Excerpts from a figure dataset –
┌────────

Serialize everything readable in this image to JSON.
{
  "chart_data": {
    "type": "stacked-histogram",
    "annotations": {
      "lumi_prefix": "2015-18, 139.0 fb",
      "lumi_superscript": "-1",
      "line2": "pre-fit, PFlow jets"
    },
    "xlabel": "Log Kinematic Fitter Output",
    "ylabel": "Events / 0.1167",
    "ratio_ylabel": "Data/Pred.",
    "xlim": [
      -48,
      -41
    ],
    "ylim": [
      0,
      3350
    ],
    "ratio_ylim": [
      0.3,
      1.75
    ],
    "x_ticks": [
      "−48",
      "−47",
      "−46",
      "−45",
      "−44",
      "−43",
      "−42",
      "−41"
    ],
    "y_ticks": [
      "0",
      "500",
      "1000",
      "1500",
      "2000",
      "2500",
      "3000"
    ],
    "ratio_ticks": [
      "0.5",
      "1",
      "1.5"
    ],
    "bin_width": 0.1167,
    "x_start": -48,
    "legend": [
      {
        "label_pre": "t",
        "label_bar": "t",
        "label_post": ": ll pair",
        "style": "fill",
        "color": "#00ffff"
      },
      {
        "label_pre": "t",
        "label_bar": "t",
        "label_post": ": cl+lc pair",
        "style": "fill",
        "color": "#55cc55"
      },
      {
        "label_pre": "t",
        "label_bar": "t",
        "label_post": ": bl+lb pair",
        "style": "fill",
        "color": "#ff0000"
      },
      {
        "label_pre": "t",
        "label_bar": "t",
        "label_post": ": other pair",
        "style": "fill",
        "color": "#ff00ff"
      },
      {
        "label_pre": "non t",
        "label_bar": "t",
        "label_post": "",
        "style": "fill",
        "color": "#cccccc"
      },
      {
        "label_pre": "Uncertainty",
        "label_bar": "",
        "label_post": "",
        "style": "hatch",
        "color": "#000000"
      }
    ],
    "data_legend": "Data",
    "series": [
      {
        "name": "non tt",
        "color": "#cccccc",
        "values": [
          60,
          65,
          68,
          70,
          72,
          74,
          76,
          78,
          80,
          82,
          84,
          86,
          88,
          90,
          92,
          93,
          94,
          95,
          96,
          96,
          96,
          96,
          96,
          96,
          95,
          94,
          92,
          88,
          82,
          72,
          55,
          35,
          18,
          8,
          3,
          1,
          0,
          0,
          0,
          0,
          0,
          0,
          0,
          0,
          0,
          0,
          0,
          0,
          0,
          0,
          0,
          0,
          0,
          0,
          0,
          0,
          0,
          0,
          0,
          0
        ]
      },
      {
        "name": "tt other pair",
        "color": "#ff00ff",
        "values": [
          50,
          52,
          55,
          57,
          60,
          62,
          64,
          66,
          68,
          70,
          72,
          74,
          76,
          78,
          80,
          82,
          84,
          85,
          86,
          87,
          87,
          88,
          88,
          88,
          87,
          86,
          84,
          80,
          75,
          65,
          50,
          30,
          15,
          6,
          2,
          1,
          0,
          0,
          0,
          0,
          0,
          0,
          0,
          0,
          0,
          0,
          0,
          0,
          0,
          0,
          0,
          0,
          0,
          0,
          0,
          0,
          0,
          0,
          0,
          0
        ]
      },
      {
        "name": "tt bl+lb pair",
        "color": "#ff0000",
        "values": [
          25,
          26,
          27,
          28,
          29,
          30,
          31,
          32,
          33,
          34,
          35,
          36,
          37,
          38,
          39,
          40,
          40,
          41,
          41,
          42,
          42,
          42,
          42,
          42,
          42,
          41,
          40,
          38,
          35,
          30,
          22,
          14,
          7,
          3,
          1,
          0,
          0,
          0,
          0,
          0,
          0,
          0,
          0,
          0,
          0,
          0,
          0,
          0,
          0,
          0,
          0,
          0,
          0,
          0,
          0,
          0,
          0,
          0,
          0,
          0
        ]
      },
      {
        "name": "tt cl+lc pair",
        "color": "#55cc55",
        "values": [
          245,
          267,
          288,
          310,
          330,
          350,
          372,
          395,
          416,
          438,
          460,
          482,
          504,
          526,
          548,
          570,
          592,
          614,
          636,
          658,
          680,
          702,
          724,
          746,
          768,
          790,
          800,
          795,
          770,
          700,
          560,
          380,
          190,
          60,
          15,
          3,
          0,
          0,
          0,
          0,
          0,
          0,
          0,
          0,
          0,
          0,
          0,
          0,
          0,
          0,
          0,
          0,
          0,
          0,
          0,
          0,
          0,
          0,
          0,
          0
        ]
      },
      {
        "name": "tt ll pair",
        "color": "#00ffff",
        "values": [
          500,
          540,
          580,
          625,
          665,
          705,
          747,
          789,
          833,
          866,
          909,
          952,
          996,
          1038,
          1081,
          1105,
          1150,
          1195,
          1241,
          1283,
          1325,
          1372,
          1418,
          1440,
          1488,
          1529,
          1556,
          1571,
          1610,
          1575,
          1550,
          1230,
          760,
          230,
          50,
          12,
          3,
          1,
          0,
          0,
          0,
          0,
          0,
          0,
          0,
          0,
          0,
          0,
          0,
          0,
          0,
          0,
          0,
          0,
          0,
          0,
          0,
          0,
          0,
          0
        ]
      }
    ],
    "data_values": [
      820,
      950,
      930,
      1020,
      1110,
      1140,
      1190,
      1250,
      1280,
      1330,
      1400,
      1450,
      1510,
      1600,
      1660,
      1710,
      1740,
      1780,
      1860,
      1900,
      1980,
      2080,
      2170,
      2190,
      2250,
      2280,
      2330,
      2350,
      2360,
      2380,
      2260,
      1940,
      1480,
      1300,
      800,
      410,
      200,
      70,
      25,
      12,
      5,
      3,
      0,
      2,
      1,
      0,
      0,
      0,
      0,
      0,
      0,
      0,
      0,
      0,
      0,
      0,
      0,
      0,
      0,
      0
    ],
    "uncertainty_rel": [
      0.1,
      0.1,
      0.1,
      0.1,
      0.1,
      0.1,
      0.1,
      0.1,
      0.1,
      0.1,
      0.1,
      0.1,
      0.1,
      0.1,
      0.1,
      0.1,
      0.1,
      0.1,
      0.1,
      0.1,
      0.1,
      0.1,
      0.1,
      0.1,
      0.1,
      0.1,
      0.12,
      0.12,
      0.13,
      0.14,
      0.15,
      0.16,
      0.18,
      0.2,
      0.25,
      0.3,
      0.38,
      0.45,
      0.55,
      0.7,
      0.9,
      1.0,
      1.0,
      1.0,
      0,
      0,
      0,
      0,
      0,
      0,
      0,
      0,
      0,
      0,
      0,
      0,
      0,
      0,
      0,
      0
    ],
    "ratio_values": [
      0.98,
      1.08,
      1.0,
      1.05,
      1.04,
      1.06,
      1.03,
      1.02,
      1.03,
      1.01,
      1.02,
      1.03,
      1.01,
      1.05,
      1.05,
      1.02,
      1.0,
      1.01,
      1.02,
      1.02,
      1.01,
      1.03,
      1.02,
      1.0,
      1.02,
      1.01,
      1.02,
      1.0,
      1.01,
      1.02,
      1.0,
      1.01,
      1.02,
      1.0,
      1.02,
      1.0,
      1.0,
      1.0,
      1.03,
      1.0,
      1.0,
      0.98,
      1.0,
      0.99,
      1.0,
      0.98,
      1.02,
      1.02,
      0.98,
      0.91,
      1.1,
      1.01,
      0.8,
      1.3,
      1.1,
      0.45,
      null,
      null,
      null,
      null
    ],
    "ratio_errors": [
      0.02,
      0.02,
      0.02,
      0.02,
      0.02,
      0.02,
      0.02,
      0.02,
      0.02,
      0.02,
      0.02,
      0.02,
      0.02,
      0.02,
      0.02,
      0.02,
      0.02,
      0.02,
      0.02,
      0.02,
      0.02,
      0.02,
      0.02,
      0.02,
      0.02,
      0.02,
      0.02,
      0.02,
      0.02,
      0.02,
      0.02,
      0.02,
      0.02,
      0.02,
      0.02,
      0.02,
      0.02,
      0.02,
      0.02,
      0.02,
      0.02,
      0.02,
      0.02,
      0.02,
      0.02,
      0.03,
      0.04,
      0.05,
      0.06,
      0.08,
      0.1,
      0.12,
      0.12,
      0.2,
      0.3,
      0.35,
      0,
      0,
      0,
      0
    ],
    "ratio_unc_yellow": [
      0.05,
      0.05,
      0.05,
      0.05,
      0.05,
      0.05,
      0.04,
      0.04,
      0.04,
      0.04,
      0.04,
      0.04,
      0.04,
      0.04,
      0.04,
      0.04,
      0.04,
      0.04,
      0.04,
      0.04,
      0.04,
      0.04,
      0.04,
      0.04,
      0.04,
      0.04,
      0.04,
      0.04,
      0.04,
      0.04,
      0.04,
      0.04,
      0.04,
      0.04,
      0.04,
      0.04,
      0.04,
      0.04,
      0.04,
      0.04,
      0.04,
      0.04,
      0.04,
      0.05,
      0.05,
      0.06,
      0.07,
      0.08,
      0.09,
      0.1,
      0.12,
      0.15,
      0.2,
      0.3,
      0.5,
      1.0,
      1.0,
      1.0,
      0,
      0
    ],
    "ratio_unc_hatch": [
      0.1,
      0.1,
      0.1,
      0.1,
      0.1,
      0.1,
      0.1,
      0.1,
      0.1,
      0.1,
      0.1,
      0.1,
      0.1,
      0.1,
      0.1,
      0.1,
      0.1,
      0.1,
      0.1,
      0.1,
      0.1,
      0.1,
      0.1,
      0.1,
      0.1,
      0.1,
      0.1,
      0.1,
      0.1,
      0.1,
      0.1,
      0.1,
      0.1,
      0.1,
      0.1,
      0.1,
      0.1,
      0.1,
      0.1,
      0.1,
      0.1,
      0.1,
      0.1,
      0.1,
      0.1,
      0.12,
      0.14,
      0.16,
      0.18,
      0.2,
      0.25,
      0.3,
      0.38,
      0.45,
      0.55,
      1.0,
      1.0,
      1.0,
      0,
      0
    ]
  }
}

└────────

The exercise –
Copy all lines from the material that include "pair".

Written response –
        "label_post": ": ll pair",
        "label_post": ": cl+lc pair",
        "label_post": ": bl+lb pair",
        "label_post": ": other pair",
        "name": "tt other pair",
        "name": "tt bl+lb pair",
        "name": "tt cl+lc pair",
        "name": "tt ll pair",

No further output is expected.